Lines of data
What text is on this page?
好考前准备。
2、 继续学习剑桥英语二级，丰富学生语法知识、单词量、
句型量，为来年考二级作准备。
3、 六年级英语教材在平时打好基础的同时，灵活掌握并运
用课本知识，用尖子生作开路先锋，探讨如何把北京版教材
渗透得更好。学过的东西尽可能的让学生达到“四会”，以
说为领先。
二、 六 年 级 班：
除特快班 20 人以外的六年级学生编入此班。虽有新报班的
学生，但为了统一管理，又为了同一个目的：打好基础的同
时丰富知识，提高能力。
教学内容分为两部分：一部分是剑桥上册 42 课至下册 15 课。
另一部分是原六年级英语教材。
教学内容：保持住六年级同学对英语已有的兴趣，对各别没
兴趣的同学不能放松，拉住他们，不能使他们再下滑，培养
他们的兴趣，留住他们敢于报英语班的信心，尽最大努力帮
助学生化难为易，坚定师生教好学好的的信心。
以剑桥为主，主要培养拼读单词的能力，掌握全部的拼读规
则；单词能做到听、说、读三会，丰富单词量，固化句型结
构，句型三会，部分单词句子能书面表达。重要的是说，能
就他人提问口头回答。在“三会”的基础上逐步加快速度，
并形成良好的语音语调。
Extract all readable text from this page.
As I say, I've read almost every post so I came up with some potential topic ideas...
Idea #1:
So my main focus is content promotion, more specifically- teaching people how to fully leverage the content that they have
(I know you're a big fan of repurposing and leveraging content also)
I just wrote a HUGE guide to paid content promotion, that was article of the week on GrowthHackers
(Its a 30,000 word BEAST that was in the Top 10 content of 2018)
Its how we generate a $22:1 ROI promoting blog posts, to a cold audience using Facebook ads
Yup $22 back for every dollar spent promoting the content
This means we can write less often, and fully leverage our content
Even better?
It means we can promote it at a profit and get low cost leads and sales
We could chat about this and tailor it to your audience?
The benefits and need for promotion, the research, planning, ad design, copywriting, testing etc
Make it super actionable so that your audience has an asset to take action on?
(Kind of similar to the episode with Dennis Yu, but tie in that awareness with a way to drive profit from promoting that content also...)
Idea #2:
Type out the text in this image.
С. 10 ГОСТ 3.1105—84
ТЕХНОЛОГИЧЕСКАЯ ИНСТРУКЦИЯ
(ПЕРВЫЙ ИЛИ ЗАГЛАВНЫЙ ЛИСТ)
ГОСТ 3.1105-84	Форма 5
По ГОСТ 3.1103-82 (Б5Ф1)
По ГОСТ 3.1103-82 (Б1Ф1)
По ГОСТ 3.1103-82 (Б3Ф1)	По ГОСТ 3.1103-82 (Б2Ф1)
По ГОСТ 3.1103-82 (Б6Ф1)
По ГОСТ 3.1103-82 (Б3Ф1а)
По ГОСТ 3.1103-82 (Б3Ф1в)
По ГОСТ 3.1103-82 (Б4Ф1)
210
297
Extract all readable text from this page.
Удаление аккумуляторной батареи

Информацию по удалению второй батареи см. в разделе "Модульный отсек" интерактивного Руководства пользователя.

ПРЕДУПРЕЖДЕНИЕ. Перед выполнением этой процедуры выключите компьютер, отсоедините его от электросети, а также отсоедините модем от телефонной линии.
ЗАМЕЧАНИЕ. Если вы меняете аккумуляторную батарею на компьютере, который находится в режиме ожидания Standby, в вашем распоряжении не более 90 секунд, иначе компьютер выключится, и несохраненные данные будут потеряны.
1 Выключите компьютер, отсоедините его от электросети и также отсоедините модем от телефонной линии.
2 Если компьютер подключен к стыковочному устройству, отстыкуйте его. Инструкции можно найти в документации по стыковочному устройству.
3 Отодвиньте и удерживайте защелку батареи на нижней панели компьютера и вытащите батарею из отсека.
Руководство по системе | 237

* [Stated exercise] Repeat every line of the data, exactly and in full.

* [Reply]
What text is on this page?
好考前准备。
2、 继续学习剑桥英语二级，丰富学生语法知识、单词量、
句型量，为来年考二级作准备。
3、 六年级英语教材在平时打好基础的同时，灵活掌握并运
用课本知识，用尖子生作开路先锋，探讨如何把北京版教材
渗透得更好。学过的东西尽可能的让学生达到“四会”，以
说为领先。
二、 六 年 级 班：
除特快班 20 人以外的六年级学生编入此班。虽有新报班的
学生，但为了统一管理，又为了同一个目的：打好基础的同
时丰富知识，提高能力。
教学内容分为两部分：一部分是剑桥上册 42 课至下册 15 课。
另一部分是原六年级英语教材。
教学内容：保持住六年级同学对英语已有的兴趣，对各别没
兴趣的同学不能放松，拉住他们，不能使他们再下滑，培养
他们的兴趣，留住他们敢于报英语班的信心，尽最大努力帮
助学生化难为易，坚定师生教好学好的的信心。
以剑桥为主，主要培养拼读单词的能力，掌握全部的拼读规
则；单词能做到听、说、读三会，丰富单词量，固化句型结
构，句型三会，部分单词句子能书面表达。重要的是说，能
就他人提问口头回答。在“三会”的基础上逐步加快速度，
并形成良好的语音语调。
Extract all readable text from this page.
As I say, I've read almost every post so I came up with some potential topic ideas...
Idea #1:
So my main focus is content promotion, more specifically- teaching people how to fully leverage the content that they have
(I know you're a big fan of repurposing and leveraging content also)
I just wrote a HUGE guide to paid content promotion, that was article of the week on GrowthHackers
(Its a 30,000 word BEAST that was in the Top 10 content of 2018)
Its how we generate a $22:1 ROI promoting blog posts, to a cold audience using Facebook ads
Yup $22 back for every dollar spent promoting the content
This means we can write less often, and fully leverage our content
Even better?
It means we can promote it at a profit and get low cost leads and sales
We could chat about this and tailor it to your audience?
The benefits and need for promotion, the research, planning, ad design, copywriting, testing etc
Make it super actionable so that your audience has an asset to take action on?
(Kind of similar to the episode with Dennis Yu, but tie in that awareness with a way to drive profit from promoting that content also...)
Idea #2:
Type out the text in this image.
С. 10 ГОСТ 3.1105—84
ТЕХНОЛОГИЧЕСКАЯ ИНСТРУКЦИЯ
(ПЕРВЫЙ ИЛИ ЗАГЛАВНЫЙ ЛИСТ)
ГОСТ 3.1105-84	Форма 5
По ГОСТ 3.1103-82 (Б5Ф1)
По ГОСТ 3.1103-82 (Б1Ф1)
По ГОСТ 3.1103-82 (Б3Ф1)	По ГОСТ 3.1103-82 (Б2Ф1)
По ГОСТ 3.1103-82 (Б6Ф1)
По ГОСТ 3.1103-82 (Б3Ф1а)
По ГОСТ 3.1103-82 (Б3Ф1в)
По ГОСТ 3.1103-82 (Б4Ф1)
210
297
Extract all readable text from this page.
Удаление аккумуляторной батареи

Информацию по удалению второй батареи см. в разделе "Модульный отсек" интерактивного Руководства пользователя.

ПРЕДУПРЕЖДЕНИЕ. Перед выполнением этой процедуры выключите компьютер, отсоедините его от электросети, а также отсоедините модем от телефонной линии.
ЗАМЕЧАНИЕ. Если вы меняете аккумуляторную батарею на компьютере, который находится в режиме ожидания Standby, в вашем распоряжении не более 90 секунд, иначе компьютер выключится, и несохраненные данные будут потеряны.
1 Выключите компьютер, отсоедините его от электросети и также отсоедините модем от телефонной линии.
2 Если компьютер подключен к стыковочному устройству, отстыкуйте его. Инструкции можно найти в документации по стыковочному устройству.
3 Отодвиньте и удерживайте защелку батареи на нижней панели компьютера и вытащите батарею из отсека.
Руководство по системе | 237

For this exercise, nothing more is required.